*EXERCISE BRIEF*. Print each line of the listing once more, precisely as given.

*DATA SHOWN*.
┌────────

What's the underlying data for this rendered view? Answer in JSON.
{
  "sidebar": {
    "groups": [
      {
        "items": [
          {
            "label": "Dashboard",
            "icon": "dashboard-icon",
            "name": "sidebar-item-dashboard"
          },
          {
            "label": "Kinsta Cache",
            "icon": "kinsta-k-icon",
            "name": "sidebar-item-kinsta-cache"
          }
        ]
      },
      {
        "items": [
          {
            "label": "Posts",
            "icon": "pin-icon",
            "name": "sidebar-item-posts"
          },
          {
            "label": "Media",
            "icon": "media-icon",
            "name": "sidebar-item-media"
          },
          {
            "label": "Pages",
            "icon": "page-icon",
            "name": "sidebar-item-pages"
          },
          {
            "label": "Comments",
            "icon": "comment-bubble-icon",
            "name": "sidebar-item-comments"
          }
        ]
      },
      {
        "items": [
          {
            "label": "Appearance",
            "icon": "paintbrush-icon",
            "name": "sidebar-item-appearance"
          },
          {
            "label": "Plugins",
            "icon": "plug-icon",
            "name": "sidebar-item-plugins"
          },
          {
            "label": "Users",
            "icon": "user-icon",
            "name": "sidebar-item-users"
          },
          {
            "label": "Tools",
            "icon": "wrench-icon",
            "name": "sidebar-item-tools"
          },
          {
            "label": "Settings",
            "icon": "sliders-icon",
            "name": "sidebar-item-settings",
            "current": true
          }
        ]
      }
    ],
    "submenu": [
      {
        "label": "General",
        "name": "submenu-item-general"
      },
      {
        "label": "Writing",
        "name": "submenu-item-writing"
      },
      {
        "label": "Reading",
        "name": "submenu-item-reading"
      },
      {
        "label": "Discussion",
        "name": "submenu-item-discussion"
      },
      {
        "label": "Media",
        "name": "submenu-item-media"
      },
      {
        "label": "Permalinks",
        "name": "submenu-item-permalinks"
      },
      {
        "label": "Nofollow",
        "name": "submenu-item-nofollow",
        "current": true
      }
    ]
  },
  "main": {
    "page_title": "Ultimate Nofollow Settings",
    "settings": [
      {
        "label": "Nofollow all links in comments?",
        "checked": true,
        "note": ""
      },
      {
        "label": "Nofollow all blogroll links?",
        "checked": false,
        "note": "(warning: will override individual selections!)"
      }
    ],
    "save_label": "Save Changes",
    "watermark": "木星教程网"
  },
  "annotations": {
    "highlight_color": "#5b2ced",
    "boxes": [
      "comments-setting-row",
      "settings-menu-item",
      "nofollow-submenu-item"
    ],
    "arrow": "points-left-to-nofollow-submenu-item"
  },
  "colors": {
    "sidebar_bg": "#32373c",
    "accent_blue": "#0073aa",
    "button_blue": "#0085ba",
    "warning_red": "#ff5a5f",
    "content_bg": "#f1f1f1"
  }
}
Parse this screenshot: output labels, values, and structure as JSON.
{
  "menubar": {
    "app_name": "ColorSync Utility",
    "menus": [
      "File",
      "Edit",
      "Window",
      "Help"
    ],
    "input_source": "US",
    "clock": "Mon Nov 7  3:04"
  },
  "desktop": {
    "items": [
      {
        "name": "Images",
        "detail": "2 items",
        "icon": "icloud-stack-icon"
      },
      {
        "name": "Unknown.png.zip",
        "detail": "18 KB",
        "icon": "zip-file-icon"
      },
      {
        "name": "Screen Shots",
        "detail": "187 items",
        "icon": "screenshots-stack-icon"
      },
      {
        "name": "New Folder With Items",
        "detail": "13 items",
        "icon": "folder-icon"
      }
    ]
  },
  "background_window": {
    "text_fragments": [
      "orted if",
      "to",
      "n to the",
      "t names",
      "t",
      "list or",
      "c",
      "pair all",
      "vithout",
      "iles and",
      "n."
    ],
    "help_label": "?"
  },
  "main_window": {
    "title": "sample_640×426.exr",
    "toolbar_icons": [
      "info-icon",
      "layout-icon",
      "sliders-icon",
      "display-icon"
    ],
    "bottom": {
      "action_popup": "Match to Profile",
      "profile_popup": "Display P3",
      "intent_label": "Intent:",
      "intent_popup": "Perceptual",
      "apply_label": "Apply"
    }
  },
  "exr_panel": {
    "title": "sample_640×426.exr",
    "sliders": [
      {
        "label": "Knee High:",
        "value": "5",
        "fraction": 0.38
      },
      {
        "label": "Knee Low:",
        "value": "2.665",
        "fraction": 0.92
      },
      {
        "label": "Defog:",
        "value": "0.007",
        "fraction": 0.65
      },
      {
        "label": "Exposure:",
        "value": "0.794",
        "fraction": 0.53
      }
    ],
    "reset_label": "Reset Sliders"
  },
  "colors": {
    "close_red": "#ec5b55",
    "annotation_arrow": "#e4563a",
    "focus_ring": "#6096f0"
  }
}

└────────

*WRITTEN ANSWER*.
What's the underlying data for this rendered view? Answer in JSON.
{
  "sidebar": {
    "groups": [
      {
        "items": [
          {
            "label": "Dashboard",
            "icon": "dashboard-icon",
            "name": "sidebar-item-dashboard"
          },
          {
            "label": "Kinsta Cache",
            "icon": "kinsta-k-icon",
            "name": "sidebar-item-kinsta-cache"
          }
        ]
      },
      {
        "items": [
          {
            "label": "Posts",
            "icon": "pin-icon",
            "name": "sidebar-item-posts"
          },
          {
            "label": "Media",
            "icon": "media-icon",
            "name": "sidebar-item-media"
          },
          {
            "label": "Pages",
            "icon": "page-icon",
            "name": "sidebar-item-pages"
          },
          {
            "label": "Comments",
            "icon": "comment-bubble-icon",
            "name": "sidebar-item-comments"
          }
        ]
      },
      {
        "items": [
          {
            "label": "Appearance",
            "icon": "paintbrush-icon",
            "name": "sidebar-item-appearance"
          },
          {
            "label": "Plugins",
            "icon": "plug-icon",
            "name": "sidebar-item-plugins"
          },
          {
            "label": "Users",
            "icon": "user-icon",
            "name": "sidebar-item-users"
          },
          {
            "label": "Tools",
            "icon": "wrench-icon",
            "name": "sidebar-item-tools"
          },
          {
            "label": "Settings",
            "icon": "sliders-icon",
            "name": "sidebar-item-settings",
            "current": true
          }
        ]
      }
    ],
    "submenu": [
      {
        "label": "General",
        "name": "submenu-item-general"
      },
      {
        "label": "Writing",
        "name": "submenu-item-writing"
      },
      {
        "label": "Reading",
        "name": "submenu-item-reading"
      },
      {
        "label": "Discussion",
        "name": "submenu-item-discussion"
      },
      {
        "label": "Media",
        "name": "submenu-item-media"
      },
      {
        "label": "Permalinks",
        "name": "submenu-item-permalinks"
      },
      {
        "label": "Nofollow",
        "name": "submenu-item-nofollow",
        "current": true
      }
    ]
  },
  "main": {
    "page_title": "Ultimate Nofollow Settings",
    "settings": [
      {
        "label": "Nofollow all links in comments?",
        "checked": true,
        "note": ""
      },
      {
        "label": "Nofollow all blogroll links?",
        "checked": false,
        "note": "(warning: will override individual selections!)"
      }
    ],
    "save_label": "Save Changes",
    "watermark": "木星教程网"
  },
  "annotations": {
    "highlight_color": "#5b2ced",
    "boxes": [
      "comments-setting-row",
      "settings-menu-item",
      "nofollow-submenu-item"
    ],
    "arrow": "points-left-to-nofollow-submenu-item"
  },
  "colors": {
    "sidebar_bg": "#32373c",
    "accent_blue": "#0073aa",
    "button_blue": "#0085ba",
    "warning_red": "#ff5a5f",
    "content_bg": "#f1f1f1"
  }
}
Parse this screenshot: output labels, values, and structure as JSON.
{
  "menubar": {
    "app_name": "ColorSync Utility",
    "menus": [
      "File",
      "Edit",
      "Window",
      "Help"
    ],
    "input_source": "US",
    "clock": "Mon Nov 7  3:04"
  },
  "desktop": {
    "items": [
      {
        "name": "Images",
        "detail": "2 items",
        "icon": "icloud-stack-icon"
      },
      {
        "name": "Unknown.png.zip",
        "detail": "18 KB",
        "icon": "zip-file-icon"
      },
      {
        "name": "Screen Shots",
        "detail": "187 items",
        "icon": "screenshots-stack-icon"
      },
      {
        "name": "New Folder With Items",
        "detail": "13 items",
        "icon": "folder-icon"
      }
    ]
  },
  "background_window": {
    "text_fragments": [
      "orted if",
      "to",
      "n to the",
      "t names",
      "t",
      "list or",
      "c",
      "pair all",
      "vithout",
      "iles and",
      "n."
    ],
    "help_label": "?"
  },
  "main_window": {
    "title": "sample_640×426.exr",
    "toolbar_icons": [
      "info-icon",
      "layout-icon",
      "sliders-icon",
      "display-icon"
    ],
    "bottom": {
      "action_popup": "Match to Profile",
      "profile_popup": "Display P3",
      "intent_label": "Intent:",
      "intent_popup": "Perceptual",
      "apply_label": "Apply"
    }
  },
  "exr_panel": {
    "title": "sample_640×426.exr",
    "sliders": [
      {
        "label": "Knee High:",
        "value": "5",
        "fraction": 0.38
      },
      {
        "label": "Knee Low:",
        "value": "2.665",
        "fraction": 0.92
      },
      {
        "label": "Defog:",
        "value": "0.007",
        "fraction": 0.65
      },
      {
        "label": "Exposure:",
        "value": "0.794",
        "fraction": 0.53
      }
    ],
    "reset_label": "Reset Sliders"
  },
  "colors": {
    "close_red": "#ec5b55",
    "annotation_arrow": "#e4563a",
    "focus_ring": "#6096f0"
  }
}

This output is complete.